_WHAT TO DO:_
Set out every line of the rows below as a Markdown table with two columns, Line and Content: Line numbers each line in order, and Content holds the line itself. Skip blank lines.

_RECORDS FOR THE TASK:_
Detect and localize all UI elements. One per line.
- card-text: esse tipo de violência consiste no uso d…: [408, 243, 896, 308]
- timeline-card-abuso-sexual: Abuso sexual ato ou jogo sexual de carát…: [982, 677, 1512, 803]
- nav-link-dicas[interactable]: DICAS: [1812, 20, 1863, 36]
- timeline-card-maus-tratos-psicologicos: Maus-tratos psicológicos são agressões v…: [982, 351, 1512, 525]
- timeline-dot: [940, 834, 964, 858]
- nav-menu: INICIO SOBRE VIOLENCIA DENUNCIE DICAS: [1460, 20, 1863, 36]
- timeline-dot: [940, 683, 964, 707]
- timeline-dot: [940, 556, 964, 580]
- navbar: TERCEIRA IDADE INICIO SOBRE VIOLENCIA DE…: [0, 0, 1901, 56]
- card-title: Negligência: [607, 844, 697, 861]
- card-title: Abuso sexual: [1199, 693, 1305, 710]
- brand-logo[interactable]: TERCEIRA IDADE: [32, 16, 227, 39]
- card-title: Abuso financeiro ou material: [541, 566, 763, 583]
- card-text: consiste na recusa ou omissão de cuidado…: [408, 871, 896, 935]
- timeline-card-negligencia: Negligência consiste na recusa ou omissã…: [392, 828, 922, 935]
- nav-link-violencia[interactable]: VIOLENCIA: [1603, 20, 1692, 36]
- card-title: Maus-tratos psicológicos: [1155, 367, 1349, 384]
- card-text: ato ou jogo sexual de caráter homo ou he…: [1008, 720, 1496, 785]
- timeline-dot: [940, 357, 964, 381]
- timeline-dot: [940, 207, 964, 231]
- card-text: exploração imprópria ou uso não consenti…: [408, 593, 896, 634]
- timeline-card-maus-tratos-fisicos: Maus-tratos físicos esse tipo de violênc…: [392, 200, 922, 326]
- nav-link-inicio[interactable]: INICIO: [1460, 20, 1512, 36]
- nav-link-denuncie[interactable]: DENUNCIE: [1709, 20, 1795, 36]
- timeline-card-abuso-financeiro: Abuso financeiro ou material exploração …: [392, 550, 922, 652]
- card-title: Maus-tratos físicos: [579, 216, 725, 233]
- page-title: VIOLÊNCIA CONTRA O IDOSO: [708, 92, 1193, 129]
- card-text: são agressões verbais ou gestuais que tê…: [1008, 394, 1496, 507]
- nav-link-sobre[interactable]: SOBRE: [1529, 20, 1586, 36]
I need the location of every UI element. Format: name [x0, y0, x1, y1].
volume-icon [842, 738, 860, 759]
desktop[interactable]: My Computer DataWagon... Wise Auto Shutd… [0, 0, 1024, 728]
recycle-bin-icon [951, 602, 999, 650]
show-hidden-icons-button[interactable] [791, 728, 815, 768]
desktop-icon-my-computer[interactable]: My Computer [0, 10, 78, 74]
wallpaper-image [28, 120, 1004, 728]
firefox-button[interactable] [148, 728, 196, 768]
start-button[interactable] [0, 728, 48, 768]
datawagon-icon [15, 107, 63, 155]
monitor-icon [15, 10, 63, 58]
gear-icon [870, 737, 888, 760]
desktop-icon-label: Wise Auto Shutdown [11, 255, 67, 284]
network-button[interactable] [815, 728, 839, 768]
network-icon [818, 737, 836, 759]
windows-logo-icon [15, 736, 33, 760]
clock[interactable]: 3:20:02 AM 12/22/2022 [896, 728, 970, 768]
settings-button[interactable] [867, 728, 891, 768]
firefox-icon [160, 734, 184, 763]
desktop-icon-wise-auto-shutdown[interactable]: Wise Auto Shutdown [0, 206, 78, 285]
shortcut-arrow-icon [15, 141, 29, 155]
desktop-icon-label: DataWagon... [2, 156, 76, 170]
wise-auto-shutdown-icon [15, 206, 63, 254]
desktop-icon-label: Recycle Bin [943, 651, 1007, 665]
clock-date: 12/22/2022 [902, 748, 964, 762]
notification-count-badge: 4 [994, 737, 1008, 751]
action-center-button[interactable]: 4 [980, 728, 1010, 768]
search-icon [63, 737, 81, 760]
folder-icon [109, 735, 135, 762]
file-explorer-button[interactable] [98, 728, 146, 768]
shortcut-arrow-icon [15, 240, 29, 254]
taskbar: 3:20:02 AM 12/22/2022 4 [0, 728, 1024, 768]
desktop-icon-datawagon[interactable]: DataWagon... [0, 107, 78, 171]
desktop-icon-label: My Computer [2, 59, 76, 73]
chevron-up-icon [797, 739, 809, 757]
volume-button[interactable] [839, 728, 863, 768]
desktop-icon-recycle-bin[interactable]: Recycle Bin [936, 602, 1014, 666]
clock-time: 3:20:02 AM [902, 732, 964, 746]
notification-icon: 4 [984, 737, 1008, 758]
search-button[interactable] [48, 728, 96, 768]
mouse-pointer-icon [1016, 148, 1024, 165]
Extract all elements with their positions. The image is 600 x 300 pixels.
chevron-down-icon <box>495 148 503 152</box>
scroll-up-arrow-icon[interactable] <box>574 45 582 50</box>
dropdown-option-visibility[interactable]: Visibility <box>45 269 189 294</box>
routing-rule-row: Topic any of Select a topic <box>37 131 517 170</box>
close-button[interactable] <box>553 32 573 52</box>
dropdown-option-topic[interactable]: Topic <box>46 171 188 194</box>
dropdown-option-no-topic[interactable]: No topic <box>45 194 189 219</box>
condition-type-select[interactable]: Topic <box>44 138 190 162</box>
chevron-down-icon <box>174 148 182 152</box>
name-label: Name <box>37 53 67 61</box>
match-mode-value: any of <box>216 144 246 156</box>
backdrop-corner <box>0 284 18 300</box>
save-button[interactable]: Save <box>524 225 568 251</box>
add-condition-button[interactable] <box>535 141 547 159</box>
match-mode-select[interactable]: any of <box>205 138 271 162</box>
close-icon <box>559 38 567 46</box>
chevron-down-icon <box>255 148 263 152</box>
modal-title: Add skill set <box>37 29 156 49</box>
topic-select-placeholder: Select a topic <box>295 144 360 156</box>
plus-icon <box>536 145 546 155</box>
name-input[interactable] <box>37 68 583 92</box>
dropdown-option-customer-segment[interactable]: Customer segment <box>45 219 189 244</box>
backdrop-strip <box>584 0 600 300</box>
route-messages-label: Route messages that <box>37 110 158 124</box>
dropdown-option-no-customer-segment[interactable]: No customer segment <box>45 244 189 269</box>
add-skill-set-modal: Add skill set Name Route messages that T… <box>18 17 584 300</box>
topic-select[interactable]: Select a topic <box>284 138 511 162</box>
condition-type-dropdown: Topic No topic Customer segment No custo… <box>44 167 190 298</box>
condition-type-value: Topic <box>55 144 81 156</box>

_PROBLEM SOLUTION:_
| Line | Content |
|---|---|
| 1 | Detect and localize all UI elements. One per line. |
| 2 | - card-text: esse tipo de violência consiste no uso d…: [408, 243, 896, 308] |
| 3 | - timeline-card-abuso-sexual: Abuso sexual ato ou jogo sexual de carát…: [982, 677, 1512, 803] |
| 4 | - nav-link-dicas[interactable]: DICAS: [1812, 20, 1863, 36] |
| 5 | - timeline-card-maus-tratos-psicologicos: Maus-tratos psicológicos são agressões v…: [982, 351, 1512, 525] |
| 6 | - timeline-dot: [940, 834, 964, 858] |
| 7 | - nav-menu: INICIO SOBRE VIOLENCIA DENUNCIE DICAS: [1460, 20, 1863, 36] |
| 8 | - timeline-dot: [940, 683, 964, 707] |
| 9 | - timeline-dot: [940, 556, 964, 580] |
| 10 | - navbar: TERCEIRA IDADE INICIO SOBRE VIOLENCIA DE…: [0, 0, 1901, 56] |
| 11 | - card-title: Negligência: [607, 844, 697, 861] |
| 12 | - card-title: Abuso sexual: [1199, 693, 1305, 710] |
| 13 | - brand-logo[interactable]: TERCEIRA IDADE: [32, 16, 227, 39] |
| 14 | - card-title: Abuso financeiro ou material: [541, 566, 763, 583] |
| 15 | - card-text: consiste na recusa ou omissão de cuidado…: [408, 871, 896, 935] |
| 16 | - timeline-card-negligencia: Negligência consiste na recusa ou omissã…: [392, 828, 922, 935] |
| 17 | - nav-link-violencia[interactable]: VIOLENCIA: [1603, 20, 1692, 36] |
| 18 | - card-title: Maus-tratos psicológicos: [1155, 367, 1349, 384] |
| 19 | - card-text: ato ou jogo sexual de caráter homo ou he…: [1008, 720, 1496, 785] |
| 20 | - timeline-dot: [940, 357, 964, 381] |
| 21 | - timeline-dot: [940, 207, 964, 231] |
| 22 | - card-text: exploração imprópria ou uso não consenti…: [408, 593, 896, 634] |
| 23 | - timeline-card-maus-tratos-fisicos: Maus-tratos físicos esse tipo de violênc…: [392, 200, 922, 326] |
| 24 | - nav-link-inicio[interactable]: INICIO: [1460, 20, 1512, 36] |
| 25 | - nav-link-denuncie[interactable]: DENUNCIE: [1709, 20, 1795, 36] |
| 26 | - timeline-card-abuso-financeiro: Abuso financeiro ou material exploração …: [392, 550, 922, 652] |
| 27 | - card-title: Maus-tratos físicos: [579, 216, 725, 233] |
| 28 | - page-title: VIOLÊNCIA CONTRA O IDOSO: [708, 92, 1193, 129] |
| 29 | - card-text: são agressões verbais ou gestuais que tê…: [1008, 394, 1496, 507] |
| 30 | - nav-link-sobre[interactable]: SOBRE: [1529, 20, 1586, 36] |
| 31 | I need the location of every UI element. Format: name [x0, y0, x1, y1]. |
| 32 | volume-icon [842, 738, 860, 759] |
| 33 | desktop[interactable]: My Computer DataWagon... Wise Auto Shutd… [0, 0, 1024, 728] |
| 34 | recycle-bin-icon [951, 602, 999, 650] |
| 35 | show-hidden-icons-button[interactable] [791, 728, 815, 768] |
| 36 | desktop-icon-my-computer[interactable]: My Computer [0, 10, 78, 74] |
| 37 | wallpaper-image [28, 120, 1004, 728] |
| 38 | firefox-button[interactable] [148, 728, 196, 768] |
| 39 | start-button[interactable] [0, 728, 48, 768] |
| 40 | datawagon-icon [15, 107, 63, 155] |
| 41 | monitor-icon [15, 10, 63, 58] |
| 42 | gear-icon [870, 737, 888, 760] |
| 43 | desktop-icon-label: Wise Auto Shutdown [11, 255, 67, 284] |
| 44 | network-button[interactable] [815, 728, 839, 768] |
| 45 | network-icon [818, 737, 836, 759] |
| 46 | windows-logo-icon [15, 736, 33, 760] |
| 47 | clock[interactable]: 3:20:02 AM 12/22/2022 [896, 728, 970, 768] |
| 48 | settings-button[interactable] [867, 728, 891, 768] |
| 49 | firefox-icon [160, 734, 184, 763] |
| 50 | desktop-icon-wise-auto-shutdown[interactable]: Wise Auto Shutdown [0, 206, 78, 285] |
| 51 | shortcut-arrow-icon [15, 141, 29, 155] |
| 52 | desktop-icon-label: DataWagon... [2, 156, 76, 170] |
| 53 | wise-auto-shutdown-icon [15, 206, 63, 254] |
| 54 | desktop-icon-label: Recycle Bin [943, 651, 1007, 665] |
| 55 | clock-date: 12/22/2022 [902, 748, 964, 762] |
| 56 | notification-count-badge: 4 [994, 737, 1008, 751] |
| 57 | action-center-button[interactable]: 4 [980, 728, 1010, 768] |
| 58 | search-icon [63, 737, 81, 760] |
| 59 | folder-icon [109, 735, 135, 762] |
| 60 | file-explorer-button[interactable] [98, 728, 146, 768] |
| 61 | shortcut-arrow-icon [15, 240, 29, 254] |
| 62 | taskbar: 3:20:02 AM 12/22/2022 4 [0, 728, 1024, 768] |
| 63 | desktop-icon-datawagon[interactable]: DataWagon... [0, 107, 78, 171] |
| 64 | desktop-icon-label: My Computer [2, 59, 76, 73] |
| 65 | chevron-up-icon [797, 739, 809, 757] |
| 66 | volume-button[interactable] [839, 728, 863, 768] |
| 67 | desktop-icon-recycle-bin[interactable]: Recycle Bin [936, 602, 1014, 666] |
| 68 | clock-time: 3:20:02 AM [902, 732, 964, 746] |
| 69 | notification-icon: 4 [984, 737, 1008, 758] |
| 70 | search-button[interactable] [48, 728, 96, 768] |
| 71 | mouse-pointer-icon [1016, 148, 1024, 165] |
| 72 | Extract all elements with their positions. The image is 600 x 300 pixels. |
| 73 | chevron-down-icon <box>495 148 503 152</box> |
| 74 | scroll-up-arrow-icon[interactable] <box>574 45 582 50</box> |
| 75 | dropdown-option-visibility[interactable]: Visibility <box>45 269 189 294</box> |
| 76 | routing-rule-row: Topic any of Select a topic <box>37 131 517 170</box> |
| 77 | close-button[interactable] <box>553 32 573 52</box> |
| 78 | dropdown-option-topic[interactable]: Topic <box>46 171 188 194</box> |
| 79 | dropdown-option-no-topic[interactable]: No topic <box>45 194 189 219</box> |
| 80 | condition-type-select[interactable]: Topic <box>44 138 190 162</box> |
| 81 | chevron-down-icon <box>174 148 182 152</box> |
| 82 | name-label: Name <box>37 53 67 61</box> |
| 83 | match-mode-value: any of <box>216 144 246 156</box> |
| 84 | backdrop-corner <box>0 284 18 300</box> |
| 85 | save-button[interactable]: Save <box>524 225 568 251</box> |
| 86 | add-condition-button[interactable] <box>535 141 547 159</box> |
| 87 | match-mode-select[interactable]: any of <box>205 138 271 162</box> |
| 88 | close-icon <box>559 38 567 46</box> |
| 89 | chevron-down-icon <box>255 148 263 152</box> |
| 90 | modal-title: Add skill set <box>37 29 156 49</box> |
| 91 | topic-select-placeholder: Select a topic <box>295 144 360 156</box> |
| 92 | plus-icon <box>536 145 546 155</box> |
| 93 | name-input[interactable] <box>37 68 583 92</box> |
| 94 | dropdown-option-customer-segment[interactable]: Customer segment <box>45 219 189 244</box> |
| 95 | backdrop-strip <box>584 0 600 300</box> |
| 96 | route-messages-label: Route messages that <box>37 110 158 124</box> |
| 97 | dropdown-option-no-customer-segment[interactable]: No customer segment <box>45 244 189 269</box> |
| 98 | add-skill-set-modal: Add skill set Name Route messages that T… <box>18 17 584 300</box> |
| 99 | topic-select[interactable]: Select a topic <box>284 138 511 162</box> |
| 100 | condition-type-dropdown: Topic No topic Customer segment No custo… <box>44 167 190 298</box> |
| 101 | condition-type-value: Topic <box>55 144 81 156</box> |